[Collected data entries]
● ● ● ●
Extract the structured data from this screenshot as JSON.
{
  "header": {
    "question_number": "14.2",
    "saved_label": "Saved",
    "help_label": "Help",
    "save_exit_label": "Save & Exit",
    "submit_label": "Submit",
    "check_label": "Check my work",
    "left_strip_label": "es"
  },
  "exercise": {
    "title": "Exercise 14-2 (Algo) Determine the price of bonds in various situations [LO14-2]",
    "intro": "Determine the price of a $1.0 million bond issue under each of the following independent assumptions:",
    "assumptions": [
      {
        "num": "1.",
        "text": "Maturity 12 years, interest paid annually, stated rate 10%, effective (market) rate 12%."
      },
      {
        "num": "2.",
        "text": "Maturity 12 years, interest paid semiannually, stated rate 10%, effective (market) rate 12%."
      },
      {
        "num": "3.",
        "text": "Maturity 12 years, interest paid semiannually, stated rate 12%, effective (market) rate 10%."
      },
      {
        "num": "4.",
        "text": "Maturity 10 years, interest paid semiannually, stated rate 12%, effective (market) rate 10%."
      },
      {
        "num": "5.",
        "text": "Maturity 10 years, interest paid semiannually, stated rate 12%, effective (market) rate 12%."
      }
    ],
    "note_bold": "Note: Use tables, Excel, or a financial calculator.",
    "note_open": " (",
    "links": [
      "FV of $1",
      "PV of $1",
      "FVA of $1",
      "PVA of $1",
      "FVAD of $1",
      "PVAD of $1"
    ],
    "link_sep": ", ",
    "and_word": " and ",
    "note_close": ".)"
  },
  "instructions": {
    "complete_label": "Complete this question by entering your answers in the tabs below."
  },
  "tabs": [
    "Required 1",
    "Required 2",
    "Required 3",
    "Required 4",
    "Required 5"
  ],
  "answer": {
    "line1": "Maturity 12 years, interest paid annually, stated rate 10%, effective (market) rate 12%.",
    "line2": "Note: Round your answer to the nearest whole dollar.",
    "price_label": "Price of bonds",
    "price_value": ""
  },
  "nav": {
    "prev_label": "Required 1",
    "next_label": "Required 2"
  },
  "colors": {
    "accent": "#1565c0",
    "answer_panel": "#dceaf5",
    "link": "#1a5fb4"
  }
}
● ● ● ●
**Problem details:**
Quote every line of the data, word for word.

**The response:**
Extract the structured data from this screenshot as JSON.
{
  "header": {
    "question_number": "14.2",
    "saved_label": "Saved",
    "help_label": "Help",
    "save_exit_label": "Save & Exit",
    "submit_label": "Submit",
    "check_label": "Check my work",
    "left_strip_label": "es"
  },
  "exercise": {
    "title": "Exercise 14-2 (Algo) Determine the price of bonds in various situations [LO14-2]",
    "intro": "Determine the price of a $1.0 million bond issue under each of the following independent assumptions:",
    "assumptions": [
      {
        "num": "1.",
        "text": "Maturity 12 years, interest paid annually, stated rate 10%, effective (market) rate 12%."
      },
      {
        "num": "2.",
        "text": "Maturity 12 years, interest paid semiannually, stated rate 10%, effective (market) rate 12%."
      },
      {
        "num": "3.",
        "text": "Maturity 12 years, interest paid semiannually, stated rate 12%, effective (market) rate 10%."
      },
      {
        "num": "4.",
        "text": "Maturity 10 years, interest paid semiannually, stated rate 12%, effective (market) rate 10%."
      },
      {
        "num": "5.",
        "text": "Maturity 10 years, interest paid semiannually, stated rate 12%, effective (market) rate 12%."
      }
    ],
    "note_bold": "Note: Use tables, Excel, or a financial calculator.",
    "note_open": " (",
    "links": [
      "FV of $1",
      "PV of $1",
      "FVA of $1",
      "PVA of $1",
      "FVAD of $1",
      "PVAD of $1"
    ],
    "link_sep": ", ",
    "and_word": " and ",
    "note_close": ".)"
  },
  "instructions": {
    "complete_label": "Complete this question by entering your answers in the tabs below."
  },
  "tabs": [
    "Required 1",
    "Required 2",
    "Required 3",
    "Required 4",
    "Required 5"
  ],
  "answer": {
    "line1": "Maturity 12 years, interest paid annually, stated rate 10%, effective (market) rate 12%.",
    "line2": "Note: Round your answer to the nearest whole dollar.",
    "price_label": "Price of bonds",
    "price_value": ""
  },
  "nav": {
    "prev_label": "Required 1",
    "next_label": "Required 2"
  },
  "colors": {
    "accent": "#1565c0",
    "answer_panel": "#dceaf5",
    "link": "#1a5fb4"
  }
}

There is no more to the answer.